What you have to do: Extract the full set of records that follows, word for word.
──────── Records for this exercise
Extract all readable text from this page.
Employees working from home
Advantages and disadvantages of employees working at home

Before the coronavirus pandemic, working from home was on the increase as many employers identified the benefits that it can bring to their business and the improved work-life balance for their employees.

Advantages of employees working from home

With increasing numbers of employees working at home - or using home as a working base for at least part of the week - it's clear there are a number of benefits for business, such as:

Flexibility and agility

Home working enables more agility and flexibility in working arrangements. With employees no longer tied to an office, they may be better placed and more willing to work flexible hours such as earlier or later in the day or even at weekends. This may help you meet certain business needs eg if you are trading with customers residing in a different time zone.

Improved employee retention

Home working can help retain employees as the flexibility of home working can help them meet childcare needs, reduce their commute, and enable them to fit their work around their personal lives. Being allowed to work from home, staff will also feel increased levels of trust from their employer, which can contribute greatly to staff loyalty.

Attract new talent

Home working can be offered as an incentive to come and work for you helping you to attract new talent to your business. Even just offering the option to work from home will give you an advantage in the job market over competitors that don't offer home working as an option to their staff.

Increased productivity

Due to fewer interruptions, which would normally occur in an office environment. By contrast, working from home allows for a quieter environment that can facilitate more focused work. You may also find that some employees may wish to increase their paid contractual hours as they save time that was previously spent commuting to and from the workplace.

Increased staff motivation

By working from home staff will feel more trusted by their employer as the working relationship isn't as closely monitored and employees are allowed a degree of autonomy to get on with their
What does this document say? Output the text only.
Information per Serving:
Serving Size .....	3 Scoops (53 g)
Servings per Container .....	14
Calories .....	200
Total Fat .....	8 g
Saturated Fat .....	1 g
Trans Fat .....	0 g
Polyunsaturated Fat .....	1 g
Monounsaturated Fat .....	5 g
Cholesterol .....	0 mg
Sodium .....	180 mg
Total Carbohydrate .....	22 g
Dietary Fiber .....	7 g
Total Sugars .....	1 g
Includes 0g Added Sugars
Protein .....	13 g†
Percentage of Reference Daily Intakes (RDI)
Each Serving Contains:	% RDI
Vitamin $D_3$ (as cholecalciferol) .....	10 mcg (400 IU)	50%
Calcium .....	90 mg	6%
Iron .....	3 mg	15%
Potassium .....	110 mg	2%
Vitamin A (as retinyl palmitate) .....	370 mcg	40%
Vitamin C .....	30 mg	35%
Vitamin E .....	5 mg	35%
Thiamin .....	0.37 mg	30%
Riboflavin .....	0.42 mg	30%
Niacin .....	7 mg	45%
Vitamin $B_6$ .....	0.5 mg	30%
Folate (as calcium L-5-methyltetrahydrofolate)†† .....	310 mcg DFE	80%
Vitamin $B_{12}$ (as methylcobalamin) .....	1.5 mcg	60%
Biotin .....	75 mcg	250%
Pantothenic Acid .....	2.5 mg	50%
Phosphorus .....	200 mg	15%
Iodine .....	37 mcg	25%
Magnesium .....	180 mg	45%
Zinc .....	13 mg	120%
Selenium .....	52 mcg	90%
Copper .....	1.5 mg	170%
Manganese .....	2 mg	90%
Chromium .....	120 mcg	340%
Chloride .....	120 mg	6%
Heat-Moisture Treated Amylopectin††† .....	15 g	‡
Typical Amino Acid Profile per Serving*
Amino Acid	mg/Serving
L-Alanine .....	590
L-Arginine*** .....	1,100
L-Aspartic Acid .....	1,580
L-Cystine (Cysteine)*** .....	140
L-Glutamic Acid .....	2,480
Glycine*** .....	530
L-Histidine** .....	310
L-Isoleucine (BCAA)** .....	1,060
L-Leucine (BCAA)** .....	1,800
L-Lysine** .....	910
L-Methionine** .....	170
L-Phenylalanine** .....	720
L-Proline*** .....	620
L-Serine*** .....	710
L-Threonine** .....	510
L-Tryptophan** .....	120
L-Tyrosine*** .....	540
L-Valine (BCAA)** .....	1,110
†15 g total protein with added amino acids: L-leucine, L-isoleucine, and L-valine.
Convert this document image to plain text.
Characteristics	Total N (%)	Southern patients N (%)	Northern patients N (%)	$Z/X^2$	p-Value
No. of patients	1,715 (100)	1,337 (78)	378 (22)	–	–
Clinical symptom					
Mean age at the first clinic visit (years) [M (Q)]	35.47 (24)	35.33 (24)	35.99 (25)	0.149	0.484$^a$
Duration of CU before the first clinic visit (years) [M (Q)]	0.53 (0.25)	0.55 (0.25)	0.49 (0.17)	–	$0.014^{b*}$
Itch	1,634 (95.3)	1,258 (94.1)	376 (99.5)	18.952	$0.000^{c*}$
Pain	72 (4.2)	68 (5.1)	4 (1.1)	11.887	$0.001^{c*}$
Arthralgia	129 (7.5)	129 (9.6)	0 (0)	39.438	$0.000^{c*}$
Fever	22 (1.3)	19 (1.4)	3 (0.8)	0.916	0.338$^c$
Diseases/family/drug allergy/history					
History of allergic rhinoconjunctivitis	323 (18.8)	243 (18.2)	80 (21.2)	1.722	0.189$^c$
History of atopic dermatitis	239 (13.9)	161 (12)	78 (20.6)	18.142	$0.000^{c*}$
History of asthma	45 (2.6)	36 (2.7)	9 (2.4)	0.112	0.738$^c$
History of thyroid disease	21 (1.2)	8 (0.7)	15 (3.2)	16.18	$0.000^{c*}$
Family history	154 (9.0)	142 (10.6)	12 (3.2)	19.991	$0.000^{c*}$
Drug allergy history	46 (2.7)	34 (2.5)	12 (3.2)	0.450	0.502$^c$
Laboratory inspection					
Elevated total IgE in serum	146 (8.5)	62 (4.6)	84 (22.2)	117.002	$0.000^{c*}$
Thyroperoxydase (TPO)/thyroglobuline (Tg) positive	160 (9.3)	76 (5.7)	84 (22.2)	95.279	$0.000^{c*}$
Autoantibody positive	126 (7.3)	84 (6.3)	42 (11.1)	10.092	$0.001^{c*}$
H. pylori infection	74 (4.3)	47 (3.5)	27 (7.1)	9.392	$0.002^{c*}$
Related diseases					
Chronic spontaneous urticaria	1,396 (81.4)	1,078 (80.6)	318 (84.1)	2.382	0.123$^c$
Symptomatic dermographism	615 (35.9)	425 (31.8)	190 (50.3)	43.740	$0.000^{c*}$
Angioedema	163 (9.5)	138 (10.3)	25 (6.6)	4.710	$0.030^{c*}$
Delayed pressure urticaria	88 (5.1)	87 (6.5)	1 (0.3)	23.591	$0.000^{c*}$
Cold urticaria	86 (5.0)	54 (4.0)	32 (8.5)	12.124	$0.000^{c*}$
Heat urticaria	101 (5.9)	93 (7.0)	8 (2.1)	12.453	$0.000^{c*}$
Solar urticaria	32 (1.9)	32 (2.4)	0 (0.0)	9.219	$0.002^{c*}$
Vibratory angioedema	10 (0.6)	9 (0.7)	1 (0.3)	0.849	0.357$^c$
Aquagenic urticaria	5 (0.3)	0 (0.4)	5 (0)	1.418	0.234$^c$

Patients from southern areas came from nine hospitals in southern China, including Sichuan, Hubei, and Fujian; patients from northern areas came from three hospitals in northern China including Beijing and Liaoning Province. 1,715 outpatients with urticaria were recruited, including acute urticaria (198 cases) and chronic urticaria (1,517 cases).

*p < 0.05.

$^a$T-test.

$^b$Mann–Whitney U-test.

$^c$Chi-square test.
────────────────
Reply:
Extract all readable text from this page.
Employees working from home
Advantages and disadvantages of employees working at home

Before the coronavirus pandemic, working from home was on the increase as many employers identified the benefits that it can bring to their business and the improved work-life balance for their employees.

Advantages of employees working from home

With increasing numbers of employees working at home - or using home as a working base for at least part of the week - it's clear there are a number of benefits for business, such as:

Flexibility and agility

Home working enables more agility and flexibility in working arrangements. With employees no longer tied to an office, they may be better placed and more willing to work flexible hours such as earlier or later in the day or even at weekends. This may help you meet certain business needs eg if you are trading with customers residing in a different time zone.

Improved employee retention

Home working can help retain employees as the flexibility of home working can help them meet childcare needs, reduce their commute, and enable them to fit their work around their personal lives. Being allowed to work from home, staff will also feel increased levels of trust from their employer, which can contribute greatly to staff loyalty.

Attract new talent

Home working can be offered as an incentive to come and work for you helping you to attract new talent to your business. Even just offering the option to work from home will give you an advantage in the job market over competitors that don't offer home working as an option to their staff.

Increased productivity

Due to fewer interruptions, which would normally occur in an office environment. By contrast, working from home allows for a quieter environment that can facilitate more focused work. You may also find that some employees may wish to increase their paid contractual hours as they save time that was previously spent commuting to and from the workplace.

Increased staff motivation

By working from home staff will feel more trusted by their employer as the working relationship isn't as closely monitored and employees are allowed a degree of autonomy to get on with their
What does this document say? Output the text only.
Information per Serving:
Serving Size .....	3 Scoops (53 g)
Servings per Container .....	14
Calories .....	200
Total Fat .....	8 g
Saturated Fat .....	1 g
Trans Fat .....	0 g
Polyunsaturated Fat .....	1 g
Monounsaturated Fat .....	5 g
Cholesterol .....	0 mg
Sodium .....	180 mg
Total Carbohydrate .....	22 g
Dietary Fiber .....	7 g
Total Sugars .....	1 g
Includes 0g Added Sugars
Protein .....	13 g†
Percentage of Reference Daily Intakes (RDI)
Each Serving Contains:	% RDI
Vitamin $D_3$ (as cholecalciferol) .....	10 mcg (400 IU)	50%
Calcium .....	90 mg	6%
Iron .....	3 mg	15%
Potassium .....	110 mg	2%
Vitamin A (as retinyl palmitate) .....	370 mcg	40%
Vitamin C .....	30 mg	35%
Vitamin E .....	5 mg	35%
Thiamin .....	0.37 mg	30%
Riboflavin .....	0.42 mg	30%
Niacin .....	7 mg	45%
Vitamin $B_6$ .....	0.5 mg	30%
Folate (as calcium L-5-methyltetrahydrofolate)†† .....	310 mcg DFE	80%
Vitamin $B_{12}$ (as methylcobalamin) .....	1.5 mcg	60%
Biotin .....	75 mcg	250%
Pantothenic Acid .....	2.5 mg	50%
Phosphorus .....	200 mg	15%
Iodine .....	37 mcg	25%
Magnesium .....	180 mg	45%
Zinc .....	13 mg	120%
Selenium .....	52 mcg	90%
Copper .....	1.5 mg	170%
Manganese .....	2 mg	90%
Chromium .....	120 mcg	340%
Chloride .....	120 mg	6%
Heat-Moisture Treated Amylopectin††† .....	15 g	‡
Typical Amino Acid Profile per Serving*
Amino Acid	mg/Serving
L-Alanine .....	590
L-Arginine*** .....	1,100
L-Aspartic Acid .....	1,580
L-Cystine (Cysteine)*** .....	140
L-Glutamic Acid .....	2,480
Glycine*** .....	530
L-Histidine** .....	310
L-Isoleucine (BCAA)** .....	1,060
L-Leucine (BCAA)** .....	1,800
L-Lysine** .....	910
L-Methionine** .....	170
L-Phenylalanine** .....	720
L-Proline*** .....	620
L-Serine*** .....	710
L-Threonine** .....	510
L-Tryptophan** .....	120
L-Tyrosine*** .....	540
L-Valine (BCAA)** .....	1,110
†15 g total protein with added amino acids: L-leucine, L-isoleucine, and L-valine.
Convert this document image to plain text.
Characteristics	Total N (%)	Southern patients N (%)	Northern patients N (%)	$Z/X^2$	p-Value
No. of patients	1,715 (100)	1,337 (78)	378 (22)	–	–
Clinical symptom					
Mean age at the first clinic visit (years) [M (Q)]	35.47 (24)	35.33 (24)	35.99 (25)	0.149	0.484$^a$
Duration of CU before the first clinic visit (years) [M (Q)]	0.53 (0.25)	0.55 (0.25)	0.49 (0.17)	–	$0.014^{b*}$
Itch	1,634 (95.3)	1,258 (94.1)	376 (99.5)	18.952	$0.000^{c*}$
Pain	72 (4.2)	68 (5.1)	4 (1.1)	11.887	$0.001^{c*}$
Arthralgia	129 (7.5)	129 (9.6)	0 (0)	39.438	$0.000^{c*}$
Fever	22 (1.3)	19 (1.4)	3 (0.8)	0.916	0.338$^c$
Diseases/family/drug allergy/history					
History of allergic rhinoconjunctivitis	323 (18.8)	243 (18.2)	80 (21.2)	1.722	0.189$^c$
History of atopic dermatitis	239 (13.9)	161 (12)	78 (20.6)	18.142	$0.000^{c*}$
History of asthma	45 (2.6)	36 (2.7)	9 (2.4)	0.112	0.738$^c$
History of thyroid disease	21 (1.2)	8 (0.7)	15 (3.2)	16.18	$0.000^{c*}$
Family history	154 (9.0)	142 (10.6)	12 (3.2)	19.991	$0.000^{c*}$
Drug allergy history	46 (2.7)	34 (2.5)	12 (3.2)	0.450	0.502$^c$
Laboratory inspection					
Elevated total IgE in serum	146 (8.5)	62 (4.6)	84 (22.2)	117.002	$0.000^{c*}$
Thyroperoxydase (TPO)/thyroglobuline (Tg) positive	160 (9.3)	76 (5.7)	84 (22.2)	95.279	$0.000^{c*}$
Autoantibody positive	126 (7.3)	84 (6.3)	42 (11.1)	10.092	$0.001^{c*}$
H. pylori infection	74 (4.3)	47 (3.5)	27 (7.1)	9.392	$0.002^{c*}$
Related diseases					
Chronic spontaneous urticaria	1,396 (81.4)	1,078 (80.6)	318 (84.1)	2.382	0.123$^c$
Symptomatic dermographism	615 (35.9)	425 (31.8)	190 (50.3)	43.740	$0.000^{c*}$
Angioedema	163 (9.5)	138 (10.3)	25 (6.6)	4.710	$0.030^{c*}$
Delayed pressure urticaria	88 (5.1)	87 (6.5)	1 (0.3)	23.591	$0.000^{c*}$
Cold urticaria	86 (5.0)	54 (4.0)	32 (8.5)	12.124	$0.000^{c*}$
Heat urticaria	101 (5.9)	93 (7.0)	8 (2.1)	12.453	$0.000^{c*}$
Solar urticaria	32 (1.9)	32 (2.4)	0 (0.0)	9.219	$0.002^{c*}$
Vibratory angioedema	10 (0.6)	9 (0.7)	1 (0.3)	0.849	0.357$^c$
Aquagenic urticaria	5 (0.3)	0 (0.4)	5 (0)	1.418	0.234$^c$

Patients from southern areas came from nine hospitals in southern China, including Sichuan, Hubei, and Fujian; patients from northern areas came from three hospitals in northern China including Beijing and Liaoning Province. 1,715 outpatients with urticaria were recruited, including acute urticaria (198 cases) and chronic urticaria (1,517 cases).

*p < 0.05.

$^a$T-test.

$^b$Mann–Whitney U-test.

$^c$Chi-square test.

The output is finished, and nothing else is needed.